EXERCISE DETAILS: Look for the word "Australian" in the entries below, then copy every line that has it.

DATASET ROWS:
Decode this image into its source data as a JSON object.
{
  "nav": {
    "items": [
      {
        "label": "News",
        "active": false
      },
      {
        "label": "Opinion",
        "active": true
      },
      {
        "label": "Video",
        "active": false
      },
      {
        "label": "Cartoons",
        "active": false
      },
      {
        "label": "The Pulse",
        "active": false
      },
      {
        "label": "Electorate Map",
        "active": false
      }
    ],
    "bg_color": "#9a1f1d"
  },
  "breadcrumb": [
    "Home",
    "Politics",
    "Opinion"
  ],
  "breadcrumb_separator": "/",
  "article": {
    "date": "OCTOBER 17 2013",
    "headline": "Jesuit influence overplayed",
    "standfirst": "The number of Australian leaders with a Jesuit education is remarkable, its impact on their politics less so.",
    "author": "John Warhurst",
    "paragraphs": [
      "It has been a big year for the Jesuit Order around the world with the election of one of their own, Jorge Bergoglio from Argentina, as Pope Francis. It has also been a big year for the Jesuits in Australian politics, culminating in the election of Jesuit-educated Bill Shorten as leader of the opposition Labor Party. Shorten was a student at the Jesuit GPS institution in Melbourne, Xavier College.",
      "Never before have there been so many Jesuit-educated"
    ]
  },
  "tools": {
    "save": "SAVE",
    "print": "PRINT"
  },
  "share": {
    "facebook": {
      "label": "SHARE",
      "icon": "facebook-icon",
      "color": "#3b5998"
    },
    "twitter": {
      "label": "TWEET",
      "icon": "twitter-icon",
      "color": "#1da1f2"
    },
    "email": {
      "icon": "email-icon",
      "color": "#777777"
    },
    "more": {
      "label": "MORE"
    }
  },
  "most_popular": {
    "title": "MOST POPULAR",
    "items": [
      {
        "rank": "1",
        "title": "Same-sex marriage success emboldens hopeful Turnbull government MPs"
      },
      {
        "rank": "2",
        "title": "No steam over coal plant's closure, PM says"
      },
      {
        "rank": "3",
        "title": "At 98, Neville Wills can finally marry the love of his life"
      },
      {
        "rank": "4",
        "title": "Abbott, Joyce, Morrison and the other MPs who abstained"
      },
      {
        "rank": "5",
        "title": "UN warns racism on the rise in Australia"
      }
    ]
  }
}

THE RESULT:
    "standfirst": "The number of Australian leaders with a Jesuit education is remarkable, its impact on their politics less so.",
      "It has been a big year for the Jesuit Order around the world with the election of one of their own, Jorge Bergoglio from Argentina, as Pope Francis. It has also been a big year for the Jesuits in Australian politics, culminating in the election of Jesuit-educated Bill Shorten as leader of the opposition Labor Party. Shorten was a student at the Jesuit GPS institution in Melbourne, Xavier College.",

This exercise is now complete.